— begin DATA LISTING —

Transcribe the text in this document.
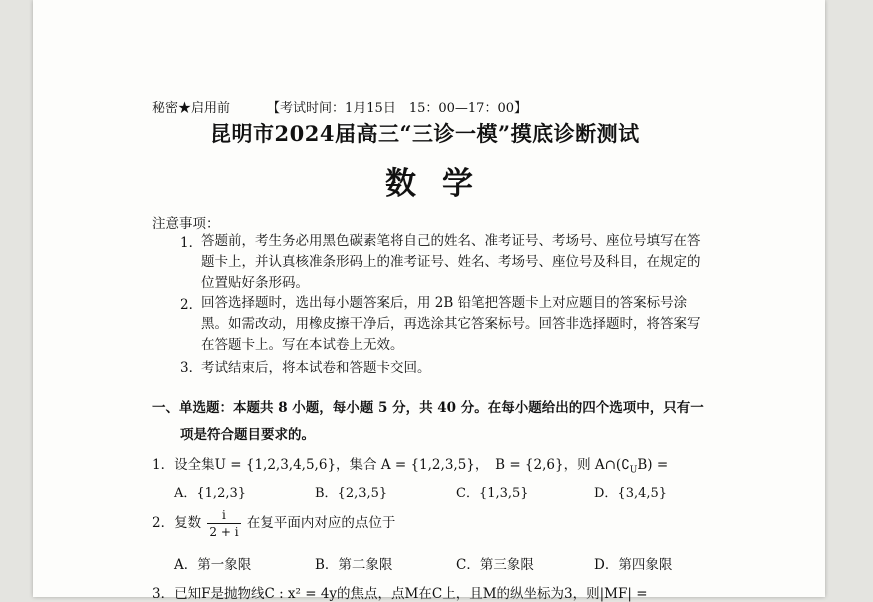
秘密★启用前	【考试时间：1月15日　15：00—17：00】
昆明市2024届高三“三诊一模”摸底诊断测试
数学
注意事项：
1．
答题前，考生务必用黑色碳素笔将自己的姓名、准考证号、考场号、座位号填写在答题卡上，并认真核准条形码上的准考证号、姓名、考场号、座位号及科目，在规定的位置贴好条形码。
2．
回答选择题时，选出每小题答案后，用 2B 铅笔把答题卡上对应题目的答案标号涂黑。如需改动，用橡皮擦干净后，再选涂其它答案标号。回答非选择题时，将答案写在答题卡上。写在本试卷上无效。
3．
考试结束后，将本试卷和答题卡交回。
一、单选题：本题共 8 小题，每小题 5 分，共 40 分。在每小题给出的四个选项中，只有一
项是符合题目要求的。
1．设全集U = {1,2,3,4,5,6}，集合 A = {1,2,3,5}，　B = {2,6}，则 $A\cap(∁_UB)$ =
A．{1,2,3}	B．{2,3,5}	C．{1,3,5}	D．{3,4,5}
2．复数 $\frac{i}{2 + i}$ 在复平面内对应的点位于
A．第一象限	B．第二象限	C．第三象限	D．第四象限
3．已知F是抛物线C : x² = 4y的焦点，点M在C上，且M的纵坐标为3，则|MF| =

— end DATA LISTING —

THE TASK: Pictures stay out; reproduce every line of the records exactly.

RESPONSE TO THIS EXERCISE:
Transcribe the text in this document.
秘密★启用前	【考试时间：1月15日　15：00—17：00】
昆明市2024届高三“三诊一模”摸底诊断测试
数学
注意事项：
1．
答题前，考生务必用黑色碳素笔将自己的姓名、准考证号、考场号、座位号填写在答题卡上，并认真核准条形码上的准考证号、姓名、考场号、座位号及科目，在规定的位置贴好条形码。
2．
回答选择题时，选出每小题答案后，用 2B 铅笔把答题卡上对应题目的答案标号涂黑。如需改动，用橡皮擦干净后，再选涂其它答案标号。回答非选择题时，将答案写在答题卡上。写在本试卷上无效。
3．
考试结束后，将本试卷和答题卡交回。
一、单选题：本题共 8 小题，每小题 5 分，共 40 分。在每小题给出的四个选项中，只有一
项是符合题目要求的。
1．设全集U = {1,2,3,4,5,6}，集合 A = {1,2,3,5}，　B = {2,6}，则 $A\cap(∁_UB)$ =
A．{1,2,3}	B．{2,3,5}	C．{1,3,5}	D．{3,4,5}
2．复数 $\frac{i}{2 + i}$ 在复平面内对应的点位于
A．第一象限	B．第二象限	C．第三象限	D．第四象限
3．已知F是抛物线C : x² = 4y的焦点，点M在C上，且M的纵坐标为3，则|MF| =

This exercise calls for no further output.